━━━ Records supplied

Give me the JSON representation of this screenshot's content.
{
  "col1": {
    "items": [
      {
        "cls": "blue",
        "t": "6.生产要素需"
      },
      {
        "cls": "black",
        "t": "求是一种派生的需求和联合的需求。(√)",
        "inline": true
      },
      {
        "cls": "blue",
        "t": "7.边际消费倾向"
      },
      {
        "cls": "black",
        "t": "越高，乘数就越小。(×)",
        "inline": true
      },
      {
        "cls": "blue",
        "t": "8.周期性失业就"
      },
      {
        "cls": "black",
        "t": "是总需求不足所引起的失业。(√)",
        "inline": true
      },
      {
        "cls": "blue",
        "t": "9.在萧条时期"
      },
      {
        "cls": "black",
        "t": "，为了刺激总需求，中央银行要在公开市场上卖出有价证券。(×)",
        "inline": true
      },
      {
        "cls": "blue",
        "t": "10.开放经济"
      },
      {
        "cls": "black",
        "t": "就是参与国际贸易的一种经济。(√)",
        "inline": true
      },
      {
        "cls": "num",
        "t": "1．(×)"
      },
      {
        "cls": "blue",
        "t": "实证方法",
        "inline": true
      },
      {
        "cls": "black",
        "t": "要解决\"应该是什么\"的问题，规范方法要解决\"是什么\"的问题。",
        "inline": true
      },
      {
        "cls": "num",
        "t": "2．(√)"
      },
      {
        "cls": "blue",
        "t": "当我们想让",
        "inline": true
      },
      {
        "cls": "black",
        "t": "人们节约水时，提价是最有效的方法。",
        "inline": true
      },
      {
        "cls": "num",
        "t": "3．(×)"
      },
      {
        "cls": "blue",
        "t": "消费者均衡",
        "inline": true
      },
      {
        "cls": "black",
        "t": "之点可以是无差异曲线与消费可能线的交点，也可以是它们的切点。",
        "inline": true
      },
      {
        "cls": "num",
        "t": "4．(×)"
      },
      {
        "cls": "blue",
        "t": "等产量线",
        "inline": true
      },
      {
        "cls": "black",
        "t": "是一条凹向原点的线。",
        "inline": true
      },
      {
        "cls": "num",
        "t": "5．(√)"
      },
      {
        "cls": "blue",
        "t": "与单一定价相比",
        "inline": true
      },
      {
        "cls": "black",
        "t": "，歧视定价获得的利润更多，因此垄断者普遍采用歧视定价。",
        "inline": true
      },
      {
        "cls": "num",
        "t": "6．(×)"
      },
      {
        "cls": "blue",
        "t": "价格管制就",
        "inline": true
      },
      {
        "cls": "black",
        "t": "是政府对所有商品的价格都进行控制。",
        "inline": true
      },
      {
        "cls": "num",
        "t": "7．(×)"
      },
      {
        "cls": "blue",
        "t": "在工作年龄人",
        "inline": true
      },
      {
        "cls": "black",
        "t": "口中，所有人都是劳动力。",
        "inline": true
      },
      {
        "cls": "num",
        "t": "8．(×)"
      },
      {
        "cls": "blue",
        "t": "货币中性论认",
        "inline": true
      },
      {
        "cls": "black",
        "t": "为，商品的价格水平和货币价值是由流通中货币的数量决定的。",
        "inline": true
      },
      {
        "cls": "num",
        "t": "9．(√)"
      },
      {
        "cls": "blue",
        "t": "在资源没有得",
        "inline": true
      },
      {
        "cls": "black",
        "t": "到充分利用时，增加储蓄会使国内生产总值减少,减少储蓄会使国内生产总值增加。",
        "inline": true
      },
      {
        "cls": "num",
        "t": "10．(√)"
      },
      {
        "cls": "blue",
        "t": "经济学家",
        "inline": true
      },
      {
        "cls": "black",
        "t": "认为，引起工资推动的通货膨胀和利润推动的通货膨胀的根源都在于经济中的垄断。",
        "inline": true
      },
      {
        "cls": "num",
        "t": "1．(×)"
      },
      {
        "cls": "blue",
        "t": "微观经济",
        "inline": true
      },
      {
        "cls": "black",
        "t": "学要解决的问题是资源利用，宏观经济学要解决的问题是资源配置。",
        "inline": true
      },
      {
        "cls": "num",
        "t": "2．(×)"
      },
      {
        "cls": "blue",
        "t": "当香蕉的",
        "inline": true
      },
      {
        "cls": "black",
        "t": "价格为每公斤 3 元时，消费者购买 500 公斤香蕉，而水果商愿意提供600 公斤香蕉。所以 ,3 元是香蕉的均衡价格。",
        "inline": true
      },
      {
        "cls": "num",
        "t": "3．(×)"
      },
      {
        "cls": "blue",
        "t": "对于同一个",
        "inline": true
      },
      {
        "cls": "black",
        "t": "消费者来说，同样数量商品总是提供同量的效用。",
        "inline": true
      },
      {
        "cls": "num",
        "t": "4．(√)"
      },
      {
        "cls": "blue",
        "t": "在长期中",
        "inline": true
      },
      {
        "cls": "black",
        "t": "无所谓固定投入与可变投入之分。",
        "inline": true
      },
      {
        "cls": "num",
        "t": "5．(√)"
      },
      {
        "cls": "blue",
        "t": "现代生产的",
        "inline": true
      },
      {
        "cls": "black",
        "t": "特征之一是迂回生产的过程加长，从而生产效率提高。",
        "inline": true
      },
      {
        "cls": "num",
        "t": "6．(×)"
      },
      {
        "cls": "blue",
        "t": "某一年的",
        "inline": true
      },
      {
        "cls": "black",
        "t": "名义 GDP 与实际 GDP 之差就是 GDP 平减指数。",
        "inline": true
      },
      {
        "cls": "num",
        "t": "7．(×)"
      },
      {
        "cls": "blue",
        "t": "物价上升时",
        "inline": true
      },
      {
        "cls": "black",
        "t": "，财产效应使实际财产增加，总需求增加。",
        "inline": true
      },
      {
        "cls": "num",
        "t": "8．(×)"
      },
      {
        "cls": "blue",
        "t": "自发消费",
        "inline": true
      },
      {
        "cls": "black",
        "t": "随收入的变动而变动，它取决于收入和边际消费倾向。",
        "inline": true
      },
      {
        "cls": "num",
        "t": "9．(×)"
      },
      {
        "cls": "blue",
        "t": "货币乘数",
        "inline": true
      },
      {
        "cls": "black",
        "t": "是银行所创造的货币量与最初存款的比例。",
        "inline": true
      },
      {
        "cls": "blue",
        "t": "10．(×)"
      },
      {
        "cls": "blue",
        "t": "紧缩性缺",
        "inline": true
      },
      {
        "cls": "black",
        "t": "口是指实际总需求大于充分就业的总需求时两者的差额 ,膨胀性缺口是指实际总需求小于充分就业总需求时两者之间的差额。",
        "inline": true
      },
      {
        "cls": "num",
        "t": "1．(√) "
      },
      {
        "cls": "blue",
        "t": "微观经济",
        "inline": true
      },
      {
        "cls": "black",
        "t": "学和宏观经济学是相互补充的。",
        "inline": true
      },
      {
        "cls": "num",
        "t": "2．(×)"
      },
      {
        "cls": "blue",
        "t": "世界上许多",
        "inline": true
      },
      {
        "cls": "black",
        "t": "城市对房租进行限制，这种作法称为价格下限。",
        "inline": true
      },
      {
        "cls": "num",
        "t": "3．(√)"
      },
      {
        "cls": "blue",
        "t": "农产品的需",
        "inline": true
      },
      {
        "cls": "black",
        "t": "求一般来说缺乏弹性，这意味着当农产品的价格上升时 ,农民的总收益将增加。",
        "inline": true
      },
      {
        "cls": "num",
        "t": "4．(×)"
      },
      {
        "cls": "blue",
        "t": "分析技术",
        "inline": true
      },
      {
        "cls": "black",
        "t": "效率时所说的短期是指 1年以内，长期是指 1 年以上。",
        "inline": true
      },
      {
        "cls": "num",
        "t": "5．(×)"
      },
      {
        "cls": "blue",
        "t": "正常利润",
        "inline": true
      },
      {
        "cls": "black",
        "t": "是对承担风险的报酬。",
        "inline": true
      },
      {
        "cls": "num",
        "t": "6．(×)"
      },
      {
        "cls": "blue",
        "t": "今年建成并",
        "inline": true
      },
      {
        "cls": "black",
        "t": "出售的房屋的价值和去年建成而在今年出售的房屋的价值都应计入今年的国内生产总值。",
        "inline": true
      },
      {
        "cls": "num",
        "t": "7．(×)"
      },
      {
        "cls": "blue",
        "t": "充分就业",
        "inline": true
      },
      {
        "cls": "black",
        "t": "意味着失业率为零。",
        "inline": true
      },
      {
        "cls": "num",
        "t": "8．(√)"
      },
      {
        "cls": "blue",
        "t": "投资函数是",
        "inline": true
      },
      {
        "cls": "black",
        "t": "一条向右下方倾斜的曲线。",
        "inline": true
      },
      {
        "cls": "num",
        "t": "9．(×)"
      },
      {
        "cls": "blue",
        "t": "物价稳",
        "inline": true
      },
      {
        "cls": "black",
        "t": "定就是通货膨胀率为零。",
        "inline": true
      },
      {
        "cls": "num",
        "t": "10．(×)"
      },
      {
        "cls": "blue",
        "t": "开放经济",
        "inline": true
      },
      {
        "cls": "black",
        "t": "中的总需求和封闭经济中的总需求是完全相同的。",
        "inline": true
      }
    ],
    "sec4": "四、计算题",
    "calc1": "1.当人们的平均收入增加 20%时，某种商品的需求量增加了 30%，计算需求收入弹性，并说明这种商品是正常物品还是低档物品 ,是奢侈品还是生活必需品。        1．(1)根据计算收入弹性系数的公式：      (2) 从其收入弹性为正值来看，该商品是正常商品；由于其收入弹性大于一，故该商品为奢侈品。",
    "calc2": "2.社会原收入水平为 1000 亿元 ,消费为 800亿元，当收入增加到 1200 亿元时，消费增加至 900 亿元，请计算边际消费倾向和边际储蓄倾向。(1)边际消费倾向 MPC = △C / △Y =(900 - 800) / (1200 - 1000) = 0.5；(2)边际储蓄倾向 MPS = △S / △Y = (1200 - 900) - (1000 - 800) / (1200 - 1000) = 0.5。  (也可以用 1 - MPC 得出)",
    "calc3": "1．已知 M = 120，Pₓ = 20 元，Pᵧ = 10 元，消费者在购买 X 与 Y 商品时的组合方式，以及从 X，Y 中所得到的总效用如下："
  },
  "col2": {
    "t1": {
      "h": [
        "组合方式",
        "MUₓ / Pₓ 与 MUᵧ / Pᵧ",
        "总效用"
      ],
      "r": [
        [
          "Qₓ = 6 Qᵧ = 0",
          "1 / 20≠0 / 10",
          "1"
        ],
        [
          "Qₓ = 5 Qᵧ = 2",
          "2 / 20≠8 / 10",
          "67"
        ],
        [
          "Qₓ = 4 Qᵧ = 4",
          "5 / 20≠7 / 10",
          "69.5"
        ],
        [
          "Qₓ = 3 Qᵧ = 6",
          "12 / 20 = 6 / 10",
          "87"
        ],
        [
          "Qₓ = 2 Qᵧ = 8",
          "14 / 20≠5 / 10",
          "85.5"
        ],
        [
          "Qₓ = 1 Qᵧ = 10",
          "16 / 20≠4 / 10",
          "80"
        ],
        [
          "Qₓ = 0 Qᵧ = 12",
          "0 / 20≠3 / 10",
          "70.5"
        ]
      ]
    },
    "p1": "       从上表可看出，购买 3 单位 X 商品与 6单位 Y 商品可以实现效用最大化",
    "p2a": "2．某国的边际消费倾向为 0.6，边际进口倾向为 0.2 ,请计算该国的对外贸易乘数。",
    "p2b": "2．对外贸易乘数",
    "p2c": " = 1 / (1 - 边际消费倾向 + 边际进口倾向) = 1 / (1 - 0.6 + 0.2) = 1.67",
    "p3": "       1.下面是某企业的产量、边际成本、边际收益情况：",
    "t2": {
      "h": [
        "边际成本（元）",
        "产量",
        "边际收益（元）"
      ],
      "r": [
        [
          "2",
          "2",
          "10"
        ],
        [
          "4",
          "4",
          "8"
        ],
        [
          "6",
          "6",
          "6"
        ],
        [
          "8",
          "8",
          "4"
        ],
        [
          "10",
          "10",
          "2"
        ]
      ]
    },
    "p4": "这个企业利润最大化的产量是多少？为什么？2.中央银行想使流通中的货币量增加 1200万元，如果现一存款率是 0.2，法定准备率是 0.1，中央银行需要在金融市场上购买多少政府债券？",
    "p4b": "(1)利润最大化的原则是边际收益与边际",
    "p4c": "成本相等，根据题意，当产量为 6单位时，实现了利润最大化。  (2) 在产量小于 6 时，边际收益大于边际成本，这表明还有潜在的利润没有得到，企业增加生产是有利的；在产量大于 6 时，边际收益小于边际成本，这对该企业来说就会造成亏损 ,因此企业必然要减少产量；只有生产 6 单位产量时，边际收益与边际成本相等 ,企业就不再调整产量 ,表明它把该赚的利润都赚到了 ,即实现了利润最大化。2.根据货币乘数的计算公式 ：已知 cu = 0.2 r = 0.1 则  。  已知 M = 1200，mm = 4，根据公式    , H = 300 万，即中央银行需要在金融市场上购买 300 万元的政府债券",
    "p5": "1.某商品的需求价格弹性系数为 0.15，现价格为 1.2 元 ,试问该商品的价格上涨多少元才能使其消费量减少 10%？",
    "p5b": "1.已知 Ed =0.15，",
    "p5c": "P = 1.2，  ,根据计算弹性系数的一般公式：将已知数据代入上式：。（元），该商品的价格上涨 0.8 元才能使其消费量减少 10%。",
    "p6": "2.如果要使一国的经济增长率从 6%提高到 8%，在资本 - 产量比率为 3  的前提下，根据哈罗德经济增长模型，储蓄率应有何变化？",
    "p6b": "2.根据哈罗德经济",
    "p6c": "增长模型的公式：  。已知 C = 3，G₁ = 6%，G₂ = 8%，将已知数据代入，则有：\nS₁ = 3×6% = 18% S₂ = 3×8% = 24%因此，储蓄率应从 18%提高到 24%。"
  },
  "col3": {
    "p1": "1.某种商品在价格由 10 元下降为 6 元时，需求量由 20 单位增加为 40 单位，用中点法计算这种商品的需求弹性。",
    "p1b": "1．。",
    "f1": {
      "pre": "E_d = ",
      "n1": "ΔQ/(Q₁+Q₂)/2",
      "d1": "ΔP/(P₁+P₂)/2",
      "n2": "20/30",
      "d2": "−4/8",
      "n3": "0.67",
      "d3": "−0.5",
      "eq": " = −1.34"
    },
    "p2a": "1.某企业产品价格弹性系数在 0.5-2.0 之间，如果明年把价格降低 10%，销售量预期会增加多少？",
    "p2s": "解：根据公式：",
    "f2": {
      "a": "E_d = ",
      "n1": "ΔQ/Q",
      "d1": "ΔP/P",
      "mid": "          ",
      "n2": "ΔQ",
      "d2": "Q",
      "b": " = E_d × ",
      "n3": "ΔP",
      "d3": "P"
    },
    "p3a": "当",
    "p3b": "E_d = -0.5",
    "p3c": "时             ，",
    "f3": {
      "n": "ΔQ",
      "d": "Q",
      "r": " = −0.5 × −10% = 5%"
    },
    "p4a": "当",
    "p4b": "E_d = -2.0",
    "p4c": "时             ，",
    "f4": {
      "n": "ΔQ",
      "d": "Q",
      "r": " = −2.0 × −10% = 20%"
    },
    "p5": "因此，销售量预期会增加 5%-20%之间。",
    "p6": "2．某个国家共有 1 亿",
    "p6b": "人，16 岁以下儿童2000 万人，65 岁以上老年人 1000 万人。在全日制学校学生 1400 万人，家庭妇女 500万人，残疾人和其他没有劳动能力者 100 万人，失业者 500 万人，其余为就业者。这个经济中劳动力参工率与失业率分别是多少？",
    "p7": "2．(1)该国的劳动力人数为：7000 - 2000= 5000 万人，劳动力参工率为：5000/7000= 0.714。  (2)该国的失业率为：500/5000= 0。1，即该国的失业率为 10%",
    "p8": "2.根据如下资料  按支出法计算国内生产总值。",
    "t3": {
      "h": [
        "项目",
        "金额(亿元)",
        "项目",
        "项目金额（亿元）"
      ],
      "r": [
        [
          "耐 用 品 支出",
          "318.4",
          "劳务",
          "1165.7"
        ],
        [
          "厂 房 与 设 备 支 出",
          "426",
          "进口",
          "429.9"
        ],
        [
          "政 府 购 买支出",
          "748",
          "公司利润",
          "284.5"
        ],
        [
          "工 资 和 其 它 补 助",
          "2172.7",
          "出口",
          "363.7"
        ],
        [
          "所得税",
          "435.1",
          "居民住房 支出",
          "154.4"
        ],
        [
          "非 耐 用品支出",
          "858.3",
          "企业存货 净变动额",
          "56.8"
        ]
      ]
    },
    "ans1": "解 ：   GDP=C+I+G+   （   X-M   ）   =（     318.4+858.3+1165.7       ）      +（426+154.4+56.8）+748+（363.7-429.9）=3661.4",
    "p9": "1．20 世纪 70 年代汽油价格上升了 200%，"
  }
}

━━━━━━

> _The exercise_: Of all the lines above, how many contain the word "根据公式"? Give the number and nothing else.

> _Reply to the exercise_: 2